Available records –
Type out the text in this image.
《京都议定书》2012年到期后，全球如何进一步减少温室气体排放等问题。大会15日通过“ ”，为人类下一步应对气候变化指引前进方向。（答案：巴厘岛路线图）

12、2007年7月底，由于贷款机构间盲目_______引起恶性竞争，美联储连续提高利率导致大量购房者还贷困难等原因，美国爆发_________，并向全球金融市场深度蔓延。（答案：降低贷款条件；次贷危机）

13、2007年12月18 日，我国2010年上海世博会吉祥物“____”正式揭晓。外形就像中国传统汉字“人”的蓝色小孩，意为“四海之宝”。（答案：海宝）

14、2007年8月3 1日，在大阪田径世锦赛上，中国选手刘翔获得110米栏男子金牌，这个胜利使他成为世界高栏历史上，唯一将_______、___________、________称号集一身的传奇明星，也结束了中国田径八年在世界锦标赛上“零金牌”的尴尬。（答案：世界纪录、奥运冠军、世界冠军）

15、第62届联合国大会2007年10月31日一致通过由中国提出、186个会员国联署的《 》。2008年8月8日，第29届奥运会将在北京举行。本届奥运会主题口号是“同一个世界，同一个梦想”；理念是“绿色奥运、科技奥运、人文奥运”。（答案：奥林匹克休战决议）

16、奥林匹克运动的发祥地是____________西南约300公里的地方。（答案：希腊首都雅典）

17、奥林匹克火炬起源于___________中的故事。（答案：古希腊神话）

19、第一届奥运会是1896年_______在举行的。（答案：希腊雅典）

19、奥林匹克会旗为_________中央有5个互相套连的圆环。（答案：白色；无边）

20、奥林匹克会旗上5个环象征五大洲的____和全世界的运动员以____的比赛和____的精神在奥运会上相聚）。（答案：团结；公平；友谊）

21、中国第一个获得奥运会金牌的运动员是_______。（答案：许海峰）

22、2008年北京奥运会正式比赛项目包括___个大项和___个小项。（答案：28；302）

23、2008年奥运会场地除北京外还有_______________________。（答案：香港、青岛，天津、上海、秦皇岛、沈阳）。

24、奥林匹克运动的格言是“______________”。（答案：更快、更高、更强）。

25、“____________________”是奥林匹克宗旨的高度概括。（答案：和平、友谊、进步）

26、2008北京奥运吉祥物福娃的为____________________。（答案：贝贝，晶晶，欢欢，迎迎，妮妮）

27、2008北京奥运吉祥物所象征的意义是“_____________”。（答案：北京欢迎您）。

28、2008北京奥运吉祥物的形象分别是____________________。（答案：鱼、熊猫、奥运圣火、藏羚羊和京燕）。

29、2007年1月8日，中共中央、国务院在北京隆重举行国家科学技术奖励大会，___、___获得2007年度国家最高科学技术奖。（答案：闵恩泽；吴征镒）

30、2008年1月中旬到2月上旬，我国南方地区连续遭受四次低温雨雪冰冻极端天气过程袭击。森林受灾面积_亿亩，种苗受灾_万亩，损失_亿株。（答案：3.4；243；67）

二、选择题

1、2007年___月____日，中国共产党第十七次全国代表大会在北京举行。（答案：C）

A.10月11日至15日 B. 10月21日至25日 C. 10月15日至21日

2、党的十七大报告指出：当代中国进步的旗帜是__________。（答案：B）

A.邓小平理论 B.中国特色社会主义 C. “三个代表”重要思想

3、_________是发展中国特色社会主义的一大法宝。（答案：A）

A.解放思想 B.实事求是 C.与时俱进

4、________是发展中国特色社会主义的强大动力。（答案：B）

What needs to be done –
Each record above should be repeated exactly as it appears.

Task response –
Type out the text in this image.
《京都议定书》2012年到期后，全球如何进一步减少温室气体排放等问题。大会15日通过“ ”，为人类下一步应对气候变化指引前进方向。（答案：巴厘岛路线图）

12、2007年7月底，由于贷款机构间盲目_______引起恶性竞争，美联储连续提高利率导致大量购房者还贷困难等原因，美国爆发_________，并向全球金融市场深度蔓延。（答案：降低贷款条件；次贷危机）

13、2007年12月18 日，我国2010年上海世博会吉祥物“____”正式揭晓。外形就像中国传统汉字“人”的蓝色小孩，意为“四海之宝”。（答案：海宝）

14、2007年8月3 1日，在大阪田径世锦赛上，中国选手刘翔获得110米栏男子金牌，这个胜利使他成为世界高栏历史上，唯一将_______、___________、________称号集一身的传奇明星，也结束了中国田径八年在世界锦标赛上“零金牌”的尴尬。（答案：世界纪录、奥运冠军、世界冠军）

15、第62届联合国大会2007年10月31日一致通过由中国提出、186个会员国联署的《 》。2008年8月8日，第29届奥运会将在北京举行。本届奥运会主题口号是“同一个世界，同一个梦想”；理念是“绿色奥运、科技奥运、人文奥运”。（答案：奥林匹克休战决议）

16、奥林匹克运动的发祥地是____________西南约300公里的地方。（答案：希腊首都雅典）

17、奥林匹克火炬起源于___________中的故事。（答案：古希腊神话）

19、第一届奥运会是1896年_______在举行的。（答案：希腊雅典）

19、奥林匹克会旗为_________中央有5个互相套连的圆环。（答案：白色；无边）

20、奥林匹克会旗上5个环象征五大洲的____和全世界的运动员以____的比赛和____的精神在奥运会上相聚）。（答案：团结；公平；友谊）

21、中国第一个获得奥运会金牌的运动员是_______。（答案：许海峰）

22、2008年北京奥运会正式比赛项目包括___个大项和___个小项。（答案：28；302）

23、2008年奥运会场地除北京外还有_______________________。（答案：香港、青岛，天津、上海、秦皇岛、沈阳）。

24、奥林匹克运动的格言是“______________”。（答案：更快、更高、更强）。

25、“____________________”是奥林匹克宗旨的高度概括。（答案：和平、友谊、进步）

26、2008北京奥运吉祥物福娃的为____________________。（答案：贝贝，晶晶，欢欢，迎迎，妮妮）

27、2008北京奥运吉祥物所象征的意义是“_____________”。（答案：北京欢迎您）。

28、2008北京奥运吉祥物的形象分别是____________________。（答案：鱼、熊猫、奥运圣火、藏羚羊和京燕）。

29、2007年1月8日，中共中央、国务院在北京隆重举行国家科学技术奖励大会，___、___获得2007年度国家最高科学技术奖。（答案：闵恩泽；吴征镒）

30、2008年1月中旬到2月上旬，我国南方地区连续遭受四次低温雨雪冰冻极端天气过程袭击。森林受灾面积_亿亩，种苗受灾_万亩，损失_亿株。（答案：3.4；243；67）

二、选择题

1、2007年___月____日，中国共产党第十七次全国代表大会在北京举行。（答案：C）

A.10月11日至15日 B. 10月21日至25日 C. 10月15日至21日

2、党的十七大报告指出：当代中国进步的旗帜是__________。（答案：B）

A.邓小平理论 B.中国特色社会主义 C. “三个代表”重要思想

3、_________是发展中国特色社会主义的一大法宝。（答案：A）

A.解放思想 B.实事求是 C.与时俱进

4、________是发展中国特色社会主义的强大动力。（答案：B）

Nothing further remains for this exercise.